• GIVEN INSTRUCTION: Reproduce the material below line for line, changing nothing.
----- MATERIAL SUPPLIED
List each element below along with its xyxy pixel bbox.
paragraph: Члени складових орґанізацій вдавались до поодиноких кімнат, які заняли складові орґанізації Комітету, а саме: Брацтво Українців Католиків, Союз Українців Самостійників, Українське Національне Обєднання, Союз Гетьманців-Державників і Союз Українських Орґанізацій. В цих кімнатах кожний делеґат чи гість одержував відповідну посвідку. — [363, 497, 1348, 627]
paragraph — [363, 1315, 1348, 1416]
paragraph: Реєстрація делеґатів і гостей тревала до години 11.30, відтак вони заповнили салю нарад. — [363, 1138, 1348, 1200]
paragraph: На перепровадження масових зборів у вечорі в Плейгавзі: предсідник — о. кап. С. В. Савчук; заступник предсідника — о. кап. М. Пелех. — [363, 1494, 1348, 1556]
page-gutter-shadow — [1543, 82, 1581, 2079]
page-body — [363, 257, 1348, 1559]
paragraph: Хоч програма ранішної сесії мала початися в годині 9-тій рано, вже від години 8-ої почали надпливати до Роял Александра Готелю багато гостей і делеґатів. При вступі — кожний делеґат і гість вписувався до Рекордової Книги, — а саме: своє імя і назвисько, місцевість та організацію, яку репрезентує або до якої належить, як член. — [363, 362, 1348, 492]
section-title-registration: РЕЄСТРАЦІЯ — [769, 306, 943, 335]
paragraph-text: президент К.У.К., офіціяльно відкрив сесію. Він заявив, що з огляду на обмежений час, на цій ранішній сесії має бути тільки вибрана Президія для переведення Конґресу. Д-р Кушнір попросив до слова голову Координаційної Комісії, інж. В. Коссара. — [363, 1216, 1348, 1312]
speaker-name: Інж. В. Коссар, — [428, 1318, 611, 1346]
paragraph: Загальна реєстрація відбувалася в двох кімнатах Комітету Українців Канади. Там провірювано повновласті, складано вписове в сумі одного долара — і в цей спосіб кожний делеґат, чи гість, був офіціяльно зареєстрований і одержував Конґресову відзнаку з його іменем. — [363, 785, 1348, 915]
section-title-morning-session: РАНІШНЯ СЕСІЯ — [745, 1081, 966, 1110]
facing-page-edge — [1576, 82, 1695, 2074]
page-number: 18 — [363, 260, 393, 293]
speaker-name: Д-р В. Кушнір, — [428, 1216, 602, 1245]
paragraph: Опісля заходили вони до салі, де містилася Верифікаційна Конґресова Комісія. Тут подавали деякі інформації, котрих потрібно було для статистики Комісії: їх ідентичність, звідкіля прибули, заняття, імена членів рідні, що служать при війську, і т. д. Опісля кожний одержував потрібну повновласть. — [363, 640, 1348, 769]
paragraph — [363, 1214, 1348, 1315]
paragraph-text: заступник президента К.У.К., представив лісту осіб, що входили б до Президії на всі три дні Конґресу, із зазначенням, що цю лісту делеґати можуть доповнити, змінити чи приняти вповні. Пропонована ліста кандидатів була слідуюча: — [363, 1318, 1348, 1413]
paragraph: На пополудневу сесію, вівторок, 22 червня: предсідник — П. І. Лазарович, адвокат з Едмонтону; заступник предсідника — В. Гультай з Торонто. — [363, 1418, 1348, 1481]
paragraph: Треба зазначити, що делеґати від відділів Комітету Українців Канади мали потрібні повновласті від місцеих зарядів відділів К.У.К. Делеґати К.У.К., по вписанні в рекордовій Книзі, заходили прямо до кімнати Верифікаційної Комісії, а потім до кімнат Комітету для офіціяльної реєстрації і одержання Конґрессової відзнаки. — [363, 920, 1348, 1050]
----------
• FINISHED EXERCISE:
List each element below along with its xyxy pixel bbox.
paragraph: Члени складових орґанізацій вдавались до поодиноких кімнат, які заняли складові орґанізації Комітету, а саме: Брацтво Українців Католиків, Союз Українців Самостійників, Українське Національне Обєднання, Союз Гетьманців-Державників і Союз Українських Орґанізацій. В цих кімнатах кожний делеґат чи гість одержував відповідну посвідку. — [363, 497, 1348, 627]
paragraph — [363, 1315, 1348, 1416]
paragraph: Реєстрація делеґатів і гостей тревала до години 11.30, відтак вони заповнили салю нарад. — [363, 1138, 1348, 1200]
paragraph: На перепровадження масових зборів у вечорі в Плейгавзі: предсідник — о. кап. С. В. Савчук; заступник предсідника — о. кап. М. Пелех. — [363, 1494, 1348, 1556]
page-gutter-shadow — [1543, 82, 1581, 2079]
page-body — [363, 257, 1348, 1559]
paragraph: Хоч програма ранішної сесії мала початися в годині 9-тій рано, вже від години 8-ої почали надпливати до Роял Александра Готелю багато гостей і делеґатів. При вступі — кожний делеґат і гість вписувався до Рекордової Книги, — а саме: своє імя і назвисько, місцевість та організацію, яку репрезентує або до якої належить, як член. — [363, 362, 1348, 492]
section-title-registration: РЕЄСТРАЦІЯ — [769, 306, 943, 335]
paragraph-text: президент К.У.К., офіціяльно відкрив сесію. Він заявив, що з огляду на обмежений час, на цій ранішній сесії має бути тільки вибрана Президія для переведення Конґресу. Д-р Кушнір попросив до слова голову Координаційної Комісії, інж. В. Коссара. — [363, 1216, 1348, 1312]
speaker-name: Інж. В. Коссар, — [428, 1318, 611, 1346]
paragraph: Загальна реєстрація відбувалася в двох кімнатах Комітету Українців Канади. Там провірювано повновласті, складано вписове в сумі одного долара — і в цей спосіб кожний делеґат, чи гість, був офіціяльно зареєстрований і одержував Конґресову відзнаку з його іменем. — [363, 785, 1348, 915]
section-title-morning-session: РАНІШНЯ СЕСІЯ — [745, 1081, 966, 1110]
facing-page-edge — [1576, 82, 1695, 2074]
page-number: 18 — [363, 260, 393, 293]
speaker-name: Д-р В. Кушнір, — [428, 1216, 602, 1245]
paragraph: Опісля заходили вони до салі, де містилася Верифікаційна Конґресова Комісія. Тут подавали деякі інформації, котрих потрібно було для статистики Комісії: їх ідентичність, звідкіля прибули, заняття, імена членів рідні, що служать при війську, і т. д. Опісля кожний одержував потрібну повновласть. — [363, 640, 1348, 769]
paragraph — [363, 1214, 1348, 1315]
paragraph-text: заступник президента К.У.К., представив лісту осіб, що входили б до Президії на всі три дні Конґресу, із зазначенням, що цю лісту делеґати можуть доповнити, змінити чи приняти вповні. Пропонована ліста кандидатів була слідуюча: — [363, 1318, 1348, 1413]
paragraph: На пополудневу сесію, вівторок, 22 червня: предсідник — П. І. Лазарович, адвокат з Едмонтону; заступник предсідника — В. Гультай з Торонто. — [363, 1418, 1348, 1481]
paragraph: Треба зазначити, що делеґати від відділів Комітету Українців Канади мали потрібні повновласті від місцеих зарядів відділів К.У.К. Делеґати К.У.К., по вписанні в рекордовій Книзі, заходили прямо до кімнати Верифікаційної Комісії, а потім до кімнат Комітету для офіціяльної реєстрації і одержання Конґрессової відзнаки. — [363, 920, 1348, 1050]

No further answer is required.